[Stored data]
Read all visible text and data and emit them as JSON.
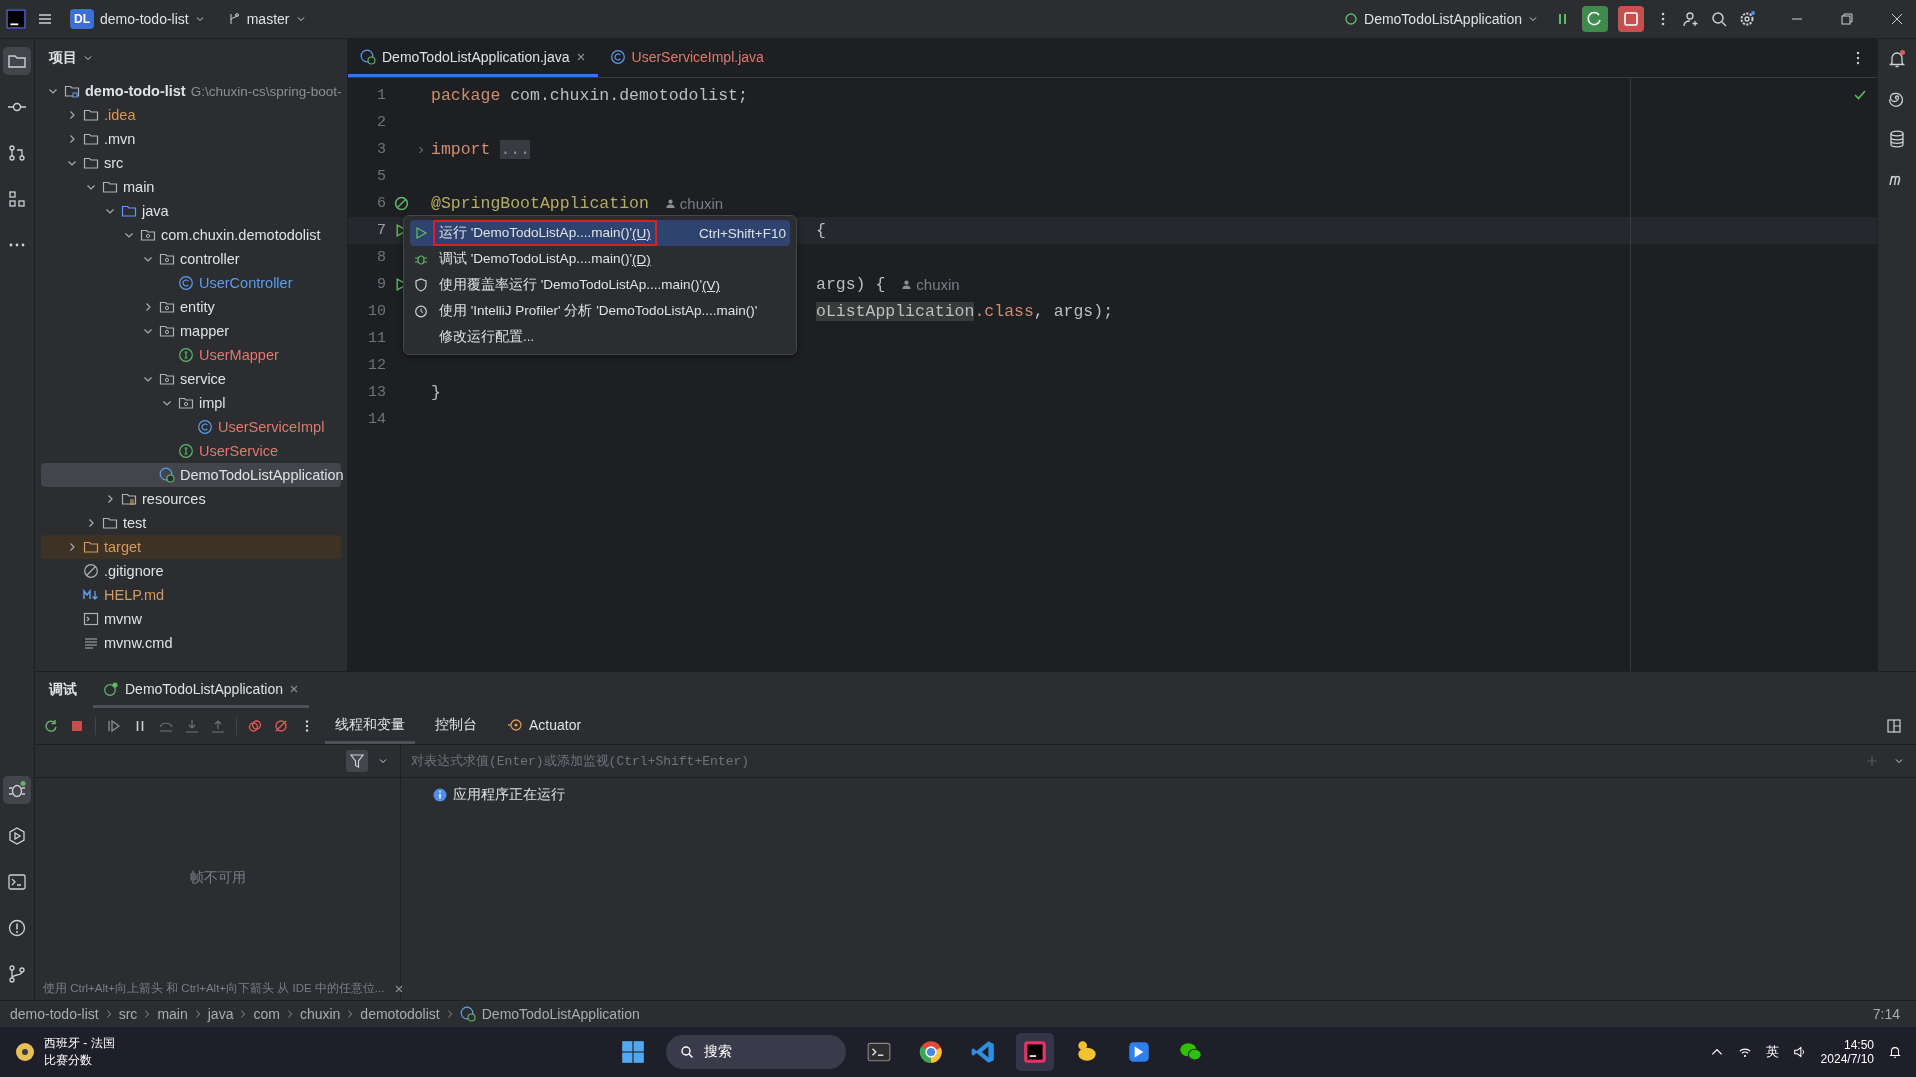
{
  "title_bar": {
    "project_badge": "DL",
    "project": "demo-todo-list",
    "branch": "master",
    "run_config": "DemoTodoListApplication"
  },
  "project": {
    "title": "项目",
    "tree": [
      {
        "label": "demo-todo-list",
        "path": "G:\\chuxin-cs\\spring-boot-",
        "kind": "module",
        "expanded": true,
        "selected": false,
        "excluded": false,
        "color": "#dfe1e5",
        "children": [
          {
            "label": ".idea",
            "kind": "folder",
            "expanded": false,
            "selected": false,
            "excluded": false,
            "color": "#d69a5a"
          },
          {
            "label": ".mvn",
            "kind": "folder",
            "expanded": false,
            "selected": false,
            "excluded": false,
            "color": "#dfe1e5"
          },
          {
            "label": "src",
            "kind": "folder",
            "expanded": true,
            "selected": false,
            "excluded": false,
            "color": "#dfe1e5",
            "children": [
              {
                "label": "main",
                "kind": "folder",
                "expanded": true,
                "selected": false,
                "excluded": false,
                "color": "#dfe1e5",
                "children": [
                  {
                    "label": "java",
                    "kind": "source-folder",
                    "expanded": true,
                    "selected": false,
                    "excluded": false,
                    "color": "#dfe1e5",
                    "children": [
                      {
                        "label": "com.chuxin.demotodolist",
                        "kind": "package",
                        "expanded": true,
                        "selected": false,
                        "excluded": false,
                        "color": "#dfe1e5",
                        "children": [
                          {
                            "label": "controller",
                            "kind": "package",
                            "expanded": true,
                            "selected": false,
                            "excluded": false,
                            "color": "#dfe1e5",
                            "children": [
                              {
                                "label": "UserController",
                                "kind": "class",
                                "selected": false,
                                "excluded": false,
                                "color": "#5c9ded"
                              }
                            ]
                          },
                          {
                            "label": "entity",
                            "kind": "package",
                            "expanded": false,
                            "selected": false,
                            "excluded": false,
                            "color": "#dfe1e5"
                          },
                          {
                            "label": "mapper",
                            "kind": "package",
                            "expanded": true,
                            "selected": false,
                            "excluded": false,
                            "color": "#dfe1e5",
                            "children": [
                              {
                                "label": "UserMapper",
                                "kind": "interface",
                                "selected": false,
                                "excluded": false,
                                "color": "#e07a6c"
                              }
                            ]
                          },
                          {
                            "label": "service",
                            "kind": "package",
                            "expanded": true,
                            "selected": false,
                            "excluded": false,
                            "color": "#dfe1e5",
                            "children": [
                              {
                                "label": "impl",
                                "kind": "package",
                                "expanded": true,
                                "selected": false,
                                "excluded": false,
                                "color": "#dfe1e5",
                                "children": [
                                  {
                                    "label": "UserServiceImpl",
                                    "kind": "class",
                                    "selected": false,
                                    "excluded": false,
                                    "color": "#e07a6c"
                                  }
                                ]
                              },
                              {
                                "label": "UserService",
                                "kind": "interface",
                                "selected": false,
                                "excluded": false,
                                "color": "#e07a6c"
                              }
                            ]
                          },
                          {
                            "label": "DemoTodoListApplication",
                            "kind": "spring-class",
                            "selected": true,
                            "excluded": false,
                            "color": "#dfe1e5"
                          }
                        ]
                      }
                    ]
                  },
                  {
                    "label": "resources",
                    "kind": "resource-folder",
                    "expanded": false,
                    "selected": false,
                    "excluded": false,
                    "color": "#dfe1e5"
                  }
                ]
              },
              {
                "label": "test",
                "kind": "folder",
                "expanded": false,
                "selected": false,
                "excluded": false,
                "color": "#dfe1e5"
              }
            ]
          },
          {
            "label": "target",
            "kind": "folder",
            "expanded": false,
            "selected": false,
            "excluded": true,
            "color": "#d69a5a"
          },
          {
            "label": ".gitignore",
            "kind": "ignore-file",
            "selected": false,
            "excluded": false,
            "color": "#dfe1e5"
          },
          {
            "label": "HELP.md",
            "kind": "markdown",
            "selected": false,
            "excluded": false,
            "color": "#d69a5a"
          },
          {
            "label": "mvnw",
            "kind": "script",
            "selected": false,
            "excluded": false,
            "color": "#dfe1e5"
          },
          {
            "label": "mvnw.cmd",
            "kind": "text-file",
            "selected": false,
            "excluded": false,
            "color": "#dfe1e5"
          }
        ]
      }
    ]
  },
  "editor": {
    "tabs": [
      {
        "label": "DemoTodoListApplication.java",
        "kind": "spring-class",
        "selected": true,
        "color": "#dfe1e5"
      },
      {
        "label": "UserServiceImpl.java",
        "kind": "class",
        "selected": false,
        "color": "#e07a6c"
      }
    ],
    "lines": [
      {
        "number": "1",
        "kind": "plain",
        "current": false,
        "tokens": [
          {
            "kind": "keyword",
            "text": "package"
          },
          {
            "kind": "plain",
            "text": " com.chuxin.demotodolist;"
          }
        ]
      },
      {
        "number": "2",
        "kind": "plain",
        "current": false
      },
      {
        "number": "3",
        "kind": "plain",
        "fold": true,
        "current": false,
        "tokens": [
          {
            "kind": "keyword",
            "text": "import"
          },
          {
            "kind": "folded",
            "text": "..."
          }
        ]
      },
      {
        "number": "5",
        "kind": "plain",
        "current": false
      },
      {
        "number": "6",
        "kind": "bean",
        "current": false,
        "tokens": [
          {
            "kind": "annotation",
            "text": "@SpringBootApplication"
          },
          {
            "kind": "author",
            "text": "chuxin"
          }
        ]
      },
      {
        "number": "7",
        "kind": "run",
        "current": true,
        "covered": true,
        "tokens": [
          {
            "kind": "plain",
            "text": "{"
          }
        ]
      },
      {
        "number": "8",
        "kind": "plain",
        "current": false
      },
      {
        "number": "9",
        "kind": "run",
        "current": false,
        "covered": true,
        "tokens": [
          {
            "kind": "plain",
            "text": "args) {"
          },
          {
            "kind": "author",
            "text": "chuxin"
          }
        ]
      },
      {
        "number": "10",
        "kind": "plain",
        "current": false,
        "covered": true,
        "tokens": [
          {
            "kind": "match",
            "text": "oListApplication"
          },
          {
            "kind": "keyword",
            "text": ".class"
          },
          {
            "kind": "plain",
            "text": ", args);"
          }
        ]
      },
      {
        "number": "11",
        "kind": "plain",
        "current": false
      },
      {
        "number": "12",
        "kind": "plain",
        "current": false
      },
      {
        "number": "13",
        "kind": "plain",
        "current": false,
        "tokens": [
          {
            "kind": "plain",
            "text": "}"
          }
        ]
      },
      {
        "number": "14",
        "kind": "plain",
        "current": false
      }
    ],
    "popup": [
      {
        "kind": "run",
        "label": "运行 'DemoTodoListAp....main()'",
        "mnemonic": "(U)",
        "shortcut": "Ctrl+Shift+F10",
        "selected": true,
        "outlined": true
      },
      {
        "kind": "debug",
        "label": "调试 'DemoTodoListAp....main()'",
        "mnemonic": "(D)",
        "selected": false,
        "outlined": false
      },
      {
        "kind": "coverage",
        "label": "使用覆盖率运行 'DemoTodoListAp....main()'",
        "mnemonic": "(V)",
        "selected": false,
        "outlined": false
      },
      {
        "kind": "profiler",
        "label": "使用 'IntelliJ Profiler' 分析  'DemoTodoListAp....main()'",
        "selected": false,
        "outlined": false
      },
      {
        "kind": "plain",
        "label": "修改运行配置...",
        "selected": false,
        "outlined": false
      }
    ]
  },
  "debug": {
    "title": "调试",
    "session": "DemoTodoListApplication",
    "tabs": [
      {
        "label": "线程和变量",
        "kind": "text",
        "selected": true
      },
      {
        "label": "控制台",
        "kind": "text",
        "selected": false
      },
      {
        "label": "Actuator",
        "kind": "actuator",
        "selected": false
      }
    ],
    "frames_empty": "帧不可用",
    "evaluate_placeholder": "对表达式求值(Enter)或添加监视(Ctrl+Shift+Enter)",
    "status": "应用程序正在运行",
    "hint": "使用 Ctrl+Alt+向上箭头 和 Ctrl+Alt+向下箭头 从 IDE 中的任意位..."
  },
  "status_bar": {
    "breadcrumbs": [
      "demo-todo-list",
      "src",
      "main",
      "java",
      "com",
      "chuxin",
      "demotodolist",
      "DemoTodoListApplication"
    ],
    "position": "7:14"
  },
  "taskbar": {
    "weather_title": "西班牙 - 法国",
    "weather_subtitle": "比赛分数",
    "search": "搜索",
    "input_method": "英",
    "time": "14:50",
    "date": "2024/7/10"
  }
}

→ **What to do**: Check each line of the entries for the string "chuxin". Copy the lines that have it.

→ **Task answer**:
        "path": "G:\\chuxin-cs\\spring-boot-",
                        "label": "com.chuxin.demotodolist",
            "text": " com.chuxin.demotodolist;"
            "text": "chuxin"
            "text": "chuxin"
      "chuxin",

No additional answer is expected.